Challenges:
- A) Render this sentence from the discussion of CPU utilization in Spanish: "If I had to pick, I'd go with all-core max freq for system-wide CPU utilization."
- B) Transcribe a portion of the discussion of CPU utilization word for word, starting at the words "True, as with" and ending after "system-wide all-core limit.".

Supplied passage:
==================================================
My first response is this is why I prefer looking at saturation (pressure) metrics first, since time spent waiting covers all scenarios (hardware- and software-limited). Why you start looking at the S from the USE method.
But for reporting utilization of a half-throttled CPU: I'd report it as 50%, and, include another metric for the current software limits. In a world of containers, monitoring software needs both hardware and software-capped utilization reported.
CPU utilization (as measured by the OS) is already problematic without considering stall cycles, so you need to report IPC as well brendangregg.com/blog/2017-05-0…
With how modern desktop processors scale frequency - e.g., AMD PBO and XFR - there is no actual "100%" frequency. How would you determine the high water mark?
True, as with turbo boost, it's makes things painful. If you report the baseline (unscaled) then perf is sometimes weirdly faster. If you report the max possible (highest step) then 100% across all cores is usually unobtainable. /
If I had to pick, I'd go with all-core max freq for system-wide CPU utilization. That's pairing system-wide CPU utilization along with its system-wide all-core limit.
We've been down this hole recently, and from an app PoV, I do think "effective utilization" matters. With rlimits, if I'm exhausting my allocated cycles, that's 100%. (Apps may make decisions based on approaching this number) To your point, I'd report saturated util. separately.
though might not be directly related , but also important to check if memory stalls are getting counted as part of utilization as also illustrated by @brendangregg in one of his articles
In a UXUI end user aspect, it should 100% fixed the capacity, with a e.g. 20% say throttled, next to idle, available, and/or steal.
==================================================
Stored items:
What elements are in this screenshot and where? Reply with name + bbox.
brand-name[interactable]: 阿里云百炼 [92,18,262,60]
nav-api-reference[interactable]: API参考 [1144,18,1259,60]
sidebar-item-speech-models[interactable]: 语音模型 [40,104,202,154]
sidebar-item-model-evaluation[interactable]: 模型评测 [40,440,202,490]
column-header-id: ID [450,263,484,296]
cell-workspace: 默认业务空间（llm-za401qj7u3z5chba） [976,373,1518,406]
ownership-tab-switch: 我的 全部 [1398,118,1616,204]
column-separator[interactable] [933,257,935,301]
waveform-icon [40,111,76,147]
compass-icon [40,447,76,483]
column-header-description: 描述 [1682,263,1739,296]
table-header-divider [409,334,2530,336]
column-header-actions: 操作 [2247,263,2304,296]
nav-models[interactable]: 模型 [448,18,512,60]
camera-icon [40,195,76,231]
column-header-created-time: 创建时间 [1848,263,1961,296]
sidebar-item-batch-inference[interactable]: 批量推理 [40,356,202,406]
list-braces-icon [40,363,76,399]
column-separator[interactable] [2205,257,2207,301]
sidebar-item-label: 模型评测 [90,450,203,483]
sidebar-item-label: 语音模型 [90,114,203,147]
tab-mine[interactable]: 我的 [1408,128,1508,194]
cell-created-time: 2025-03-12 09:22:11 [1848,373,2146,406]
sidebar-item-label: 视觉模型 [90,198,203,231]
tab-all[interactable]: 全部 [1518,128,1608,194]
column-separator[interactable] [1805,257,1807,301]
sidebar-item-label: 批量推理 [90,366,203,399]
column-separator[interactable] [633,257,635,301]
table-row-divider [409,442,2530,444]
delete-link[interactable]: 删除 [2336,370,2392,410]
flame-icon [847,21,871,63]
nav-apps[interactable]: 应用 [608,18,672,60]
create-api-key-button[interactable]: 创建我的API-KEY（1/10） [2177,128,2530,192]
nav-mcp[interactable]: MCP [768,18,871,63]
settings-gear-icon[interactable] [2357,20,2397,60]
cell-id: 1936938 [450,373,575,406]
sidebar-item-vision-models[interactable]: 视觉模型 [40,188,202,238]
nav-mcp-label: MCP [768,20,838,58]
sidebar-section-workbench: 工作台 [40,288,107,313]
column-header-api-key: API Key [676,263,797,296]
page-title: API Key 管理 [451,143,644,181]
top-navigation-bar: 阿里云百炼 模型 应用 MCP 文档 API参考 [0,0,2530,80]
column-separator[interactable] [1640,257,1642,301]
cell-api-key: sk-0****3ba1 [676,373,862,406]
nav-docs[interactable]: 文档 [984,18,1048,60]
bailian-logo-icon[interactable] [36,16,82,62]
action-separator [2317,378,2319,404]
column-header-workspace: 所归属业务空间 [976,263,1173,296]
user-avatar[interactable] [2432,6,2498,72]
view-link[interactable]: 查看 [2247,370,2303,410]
==================================================
Final results:
- A) Si tuviera que elegir, optaría por la frecuencia máxima de todos los núcleos para la utilización de la CPU de todo el sistema.

- B)
True, as with turbo boost, it's makes things painful. If you report the baseline (unscaled) then perf is sometimes weirdly faster. If you report the max possible (highest step) then 100% across all cores is usually unobtainable. /
If I had to pick, I'd go with all-core max freq for system-wide CPU utilization. That's pairing system-wide CPU utilization along with its system-wide all-core limit.